TEXT SHOWN =>

┄┄┄┄┄┄

Hole in the Clouds


Tag: Maryland

Turn right or left, in or out

Oct 26, 2009

The weather was raw and wet a couple of weekends ago in Bethesda,Maryland,  but the artists all showed up anyway with their tents for the annual art fair. The street was closed to cars, and I got to wondering about all the traffic arrows painted on the roadway: Did it cost extra for a booth with an arrow that directed traffic right to you, as opposed to one where the arrow on the road seemed to be steering people away from you?

I was also curious why the same lane on the street seemed to be painted with arrows pointing every which way.

In the end, I'm sure the arrows made no difference; the weather kept crowds thin all weekend long. The band kept playing on the makeshift stage at the corner, and the vendors kept hawking crab cakes and curry, but I hope the artists enjoy better days soon.
 

Maryland   Bethesda   streetscape   art fair   (Image credit: Ellen Stein)  

Cookies and Punch

Jul 22, 2011

Piano recital season has come around again.

┄┄┄┄┄┄

EXTRACTED DATA =>
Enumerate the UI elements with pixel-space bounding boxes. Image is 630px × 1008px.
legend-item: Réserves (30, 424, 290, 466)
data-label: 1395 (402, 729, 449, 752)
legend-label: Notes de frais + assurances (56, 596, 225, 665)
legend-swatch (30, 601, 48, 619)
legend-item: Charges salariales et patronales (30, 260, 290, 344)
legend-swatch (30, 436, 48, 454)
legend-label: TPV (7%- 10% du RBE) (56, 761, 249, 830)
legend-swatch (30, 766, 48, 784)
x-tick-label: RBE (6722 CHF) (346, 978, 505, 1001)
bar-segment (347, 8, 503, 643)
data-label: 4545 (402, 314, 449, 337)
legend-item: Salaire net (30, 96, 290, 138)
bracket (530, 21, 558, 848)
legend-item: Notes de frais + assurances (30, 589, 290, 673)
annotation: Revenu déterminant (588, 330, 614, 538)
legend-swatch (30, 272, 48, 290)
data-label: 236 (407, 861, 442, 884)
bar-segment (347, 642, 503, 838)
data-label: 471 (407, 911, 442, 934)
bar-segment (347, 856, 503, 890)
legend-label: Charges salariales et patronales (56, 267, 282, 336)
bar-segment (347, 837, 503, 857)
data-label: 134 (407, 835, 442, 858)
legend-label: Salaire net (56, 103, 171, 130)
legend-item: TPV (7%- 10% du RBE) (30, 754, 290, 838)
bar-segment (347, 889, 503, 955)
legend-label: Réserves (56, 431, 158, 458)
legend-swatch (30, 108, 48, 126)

┄┄┄┄┄┄

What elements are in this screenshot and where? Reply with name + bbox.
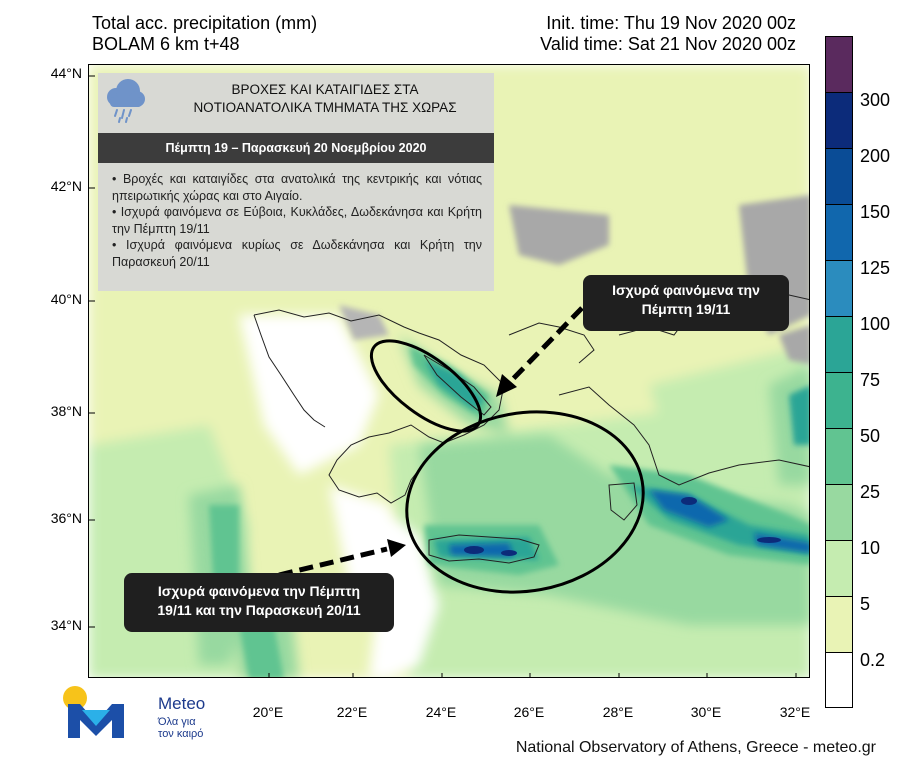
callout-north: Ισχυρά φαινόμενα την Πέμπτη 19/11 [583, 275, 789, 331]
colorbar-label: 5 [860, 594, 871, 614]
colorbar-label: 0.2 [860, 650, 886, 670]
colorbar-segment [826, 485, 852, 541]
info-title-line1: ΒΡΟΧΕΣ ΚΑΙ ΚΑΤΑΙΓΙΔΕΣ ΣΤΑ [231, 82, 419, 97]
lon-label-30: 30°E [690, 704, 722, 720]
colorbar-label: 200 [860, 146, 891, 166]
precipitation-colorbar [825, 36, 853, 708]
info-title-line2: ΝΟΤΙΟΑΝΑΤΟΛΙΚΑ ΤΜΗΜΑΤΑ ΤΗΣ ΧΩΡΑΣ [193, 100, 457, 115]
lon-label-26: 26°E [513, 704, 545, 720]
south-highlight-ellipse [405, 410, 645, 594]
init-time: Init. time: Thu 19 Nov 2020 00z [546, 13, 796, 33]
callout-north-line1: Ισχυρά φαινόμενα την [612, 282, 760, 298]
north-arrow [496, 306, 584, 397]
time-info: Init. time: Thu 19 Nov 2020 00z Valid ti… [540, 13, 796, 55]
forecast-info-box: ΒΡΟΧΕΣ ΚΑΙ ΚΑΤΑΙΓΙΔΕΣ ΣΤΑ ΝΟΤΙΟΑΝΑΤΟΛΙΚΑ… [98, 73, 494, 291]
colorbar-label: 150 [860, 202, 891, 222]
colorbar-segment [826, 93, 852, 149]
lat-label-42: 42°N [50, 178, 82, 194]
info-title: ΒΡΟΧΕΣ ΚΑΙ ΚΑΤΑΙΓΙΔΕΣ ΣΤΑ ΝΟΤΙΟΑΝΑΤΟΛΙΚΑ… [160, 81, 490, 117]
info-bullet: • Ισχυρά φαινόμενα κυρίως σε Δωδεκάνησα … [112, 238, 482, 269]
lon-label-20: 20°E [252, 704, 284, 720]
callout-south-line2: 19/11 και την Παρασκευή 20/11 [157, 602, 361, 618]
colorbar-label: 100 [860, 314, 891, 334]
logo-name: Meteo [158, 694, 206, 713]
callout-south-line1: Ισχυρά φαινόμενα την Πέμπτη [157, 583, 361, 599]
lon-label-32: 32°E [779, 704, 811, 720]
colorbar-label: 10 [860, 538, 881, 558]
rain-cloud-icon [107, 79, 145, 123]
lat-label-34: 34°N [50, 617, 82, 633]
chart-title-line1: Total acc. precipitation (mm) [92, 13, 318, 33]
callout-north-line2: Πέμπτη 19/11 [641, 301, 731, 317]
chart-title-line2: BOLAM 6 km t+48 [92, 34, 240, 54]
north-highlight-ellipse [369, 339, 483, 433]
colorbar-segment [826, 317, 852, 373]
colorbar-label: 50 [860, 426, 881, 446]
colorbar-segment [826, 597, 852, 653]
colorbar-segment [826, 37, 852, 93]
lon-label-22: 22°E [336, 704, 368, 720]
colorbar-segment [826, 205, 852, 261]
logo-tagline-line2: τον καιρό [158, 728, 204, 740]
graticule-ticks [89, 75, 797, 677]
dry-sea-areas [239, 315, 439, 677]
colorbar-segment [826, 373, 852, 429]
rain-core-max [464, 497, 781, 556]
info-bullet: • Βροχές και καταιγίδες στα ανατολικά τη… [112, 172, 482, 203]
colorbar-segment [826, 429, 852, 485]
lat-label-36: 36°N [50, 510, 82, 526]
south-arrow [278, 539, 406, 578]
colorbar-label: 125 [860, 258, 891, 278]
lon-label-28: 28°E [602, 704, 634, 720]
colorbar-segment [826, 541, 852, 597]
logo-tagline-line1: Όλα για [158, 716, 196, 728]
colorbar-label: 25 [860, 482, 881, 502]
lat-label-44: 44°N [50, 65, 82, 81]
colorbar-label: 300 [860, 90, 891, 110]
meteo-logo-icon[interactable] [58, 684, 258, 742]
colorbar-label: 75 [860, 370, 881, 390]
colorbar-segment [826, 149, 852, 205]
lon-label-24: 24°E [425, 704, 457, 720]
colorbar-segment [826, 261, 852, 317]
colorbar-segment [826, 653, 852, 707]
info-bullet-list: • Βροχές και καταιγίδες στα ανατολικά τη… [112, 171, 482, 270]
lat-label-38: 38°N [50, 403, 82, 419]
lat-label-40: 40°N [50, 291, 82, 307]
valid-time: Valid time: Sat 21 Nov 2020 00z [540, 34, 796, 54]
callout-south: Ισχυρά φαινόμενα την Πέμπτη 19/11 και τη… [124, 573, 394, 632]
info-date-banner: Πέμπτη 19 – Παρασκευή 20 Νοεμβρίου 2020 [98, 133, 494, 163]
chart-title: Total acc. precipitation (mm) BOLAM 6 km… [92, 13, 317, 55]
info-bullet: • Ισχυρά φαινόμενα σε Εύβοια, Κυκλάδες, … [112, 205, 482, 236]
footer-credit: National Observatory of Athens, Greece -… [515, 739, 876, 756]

┄┄┄┄┄┄

BRIEF =>
Answer these questions from the art fair post:
1. What was the weather like in Bethesda on the weekend of the fair?
2. Which two foods were the vendors selling?
3. Where did the band play?
The data stands apart from the art fair post and is separate material.

WRITTEN RESPONSE =>
1. It was raw and wet.
2. Crab cakes and curry.
3. On the makeshift stage at the corner.